--- Start EXTRACTED INFORMATION ---
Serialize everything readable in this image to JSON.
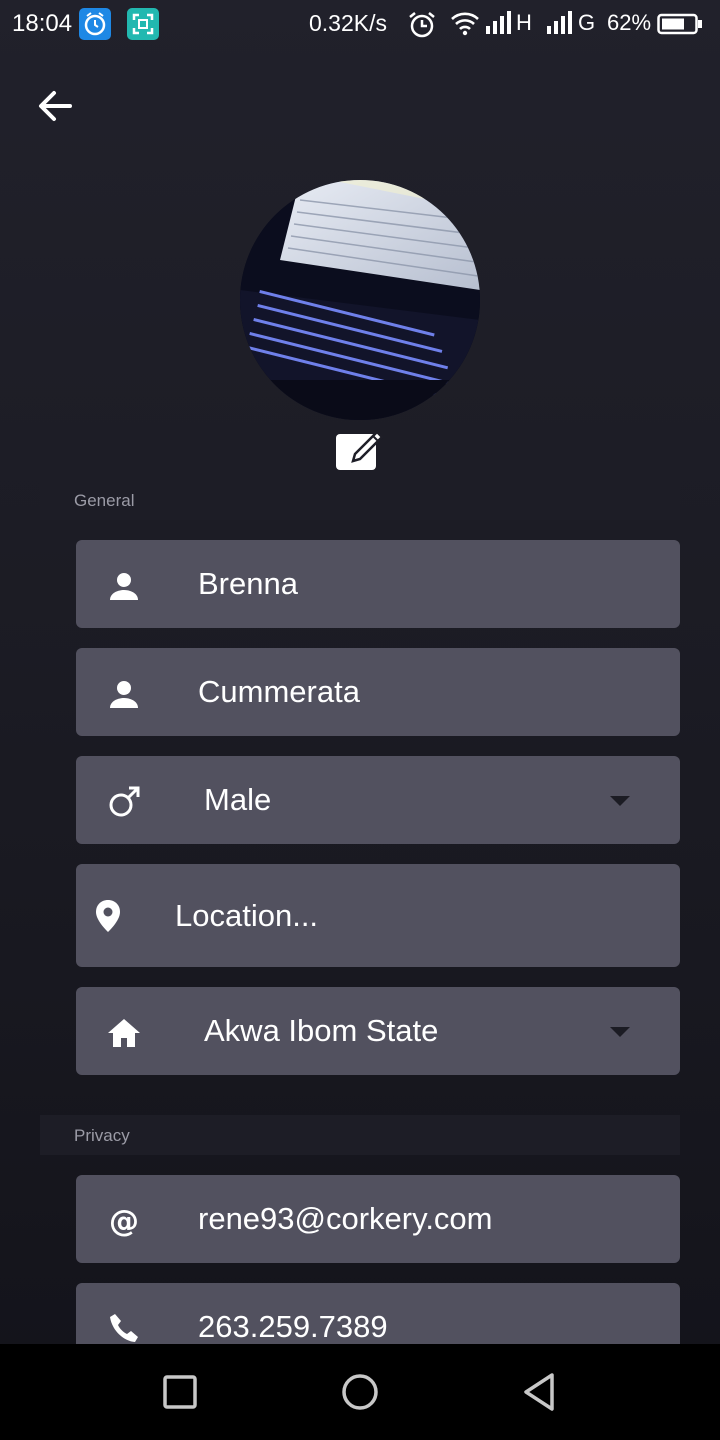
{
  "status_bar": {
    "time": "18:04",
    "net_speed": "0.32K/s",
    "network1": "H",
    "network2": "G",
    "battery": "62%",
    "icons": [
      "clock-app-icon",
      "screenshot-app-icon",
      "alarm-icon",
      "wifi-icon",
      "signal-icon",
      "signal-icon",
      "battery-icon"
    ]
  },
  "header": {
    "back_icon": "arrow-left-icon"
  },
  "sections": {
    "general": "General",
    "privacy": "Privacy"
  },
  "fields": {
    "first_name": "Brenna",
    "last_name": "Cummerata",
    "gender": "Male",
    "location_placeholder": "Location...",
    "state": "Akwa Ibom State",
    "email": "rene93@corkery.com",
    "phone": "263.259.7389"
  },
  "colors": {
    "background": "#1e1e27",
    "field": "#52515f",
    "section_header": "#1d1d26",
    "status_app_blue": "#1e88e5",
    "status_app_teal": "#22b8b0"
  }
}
--- End EXTRACTED INFORMATION ---
--- Start EXTRACTED INFORMATION ---
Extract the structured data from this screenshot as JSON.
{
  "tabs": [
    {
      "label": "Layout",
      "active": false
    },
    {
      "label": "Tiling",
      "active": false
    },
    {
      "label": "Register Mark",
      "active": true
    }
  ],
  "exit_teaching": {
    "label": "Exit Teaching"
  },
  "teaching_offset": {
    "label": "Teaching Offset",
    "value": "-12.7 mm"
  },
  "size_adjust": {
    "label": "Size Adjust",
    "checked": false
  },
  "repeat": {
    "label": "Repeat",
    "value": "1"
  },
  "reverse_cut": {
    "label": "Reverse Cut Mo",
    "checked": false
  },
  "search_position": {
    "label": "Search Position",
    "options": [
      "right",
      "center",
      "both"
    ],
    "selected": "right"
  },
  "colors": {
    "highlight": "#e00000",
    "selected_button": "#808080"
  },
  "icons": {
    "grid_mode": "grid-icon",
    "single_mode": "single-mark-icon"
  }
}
--- End EXTRACTED INFORMATION ---
List all lines where "JSON" occurs.

| CORRECT RESPONSE |
Serialize everything readable in this image to JSON.
Extract the structured data from this screenshot as JSON.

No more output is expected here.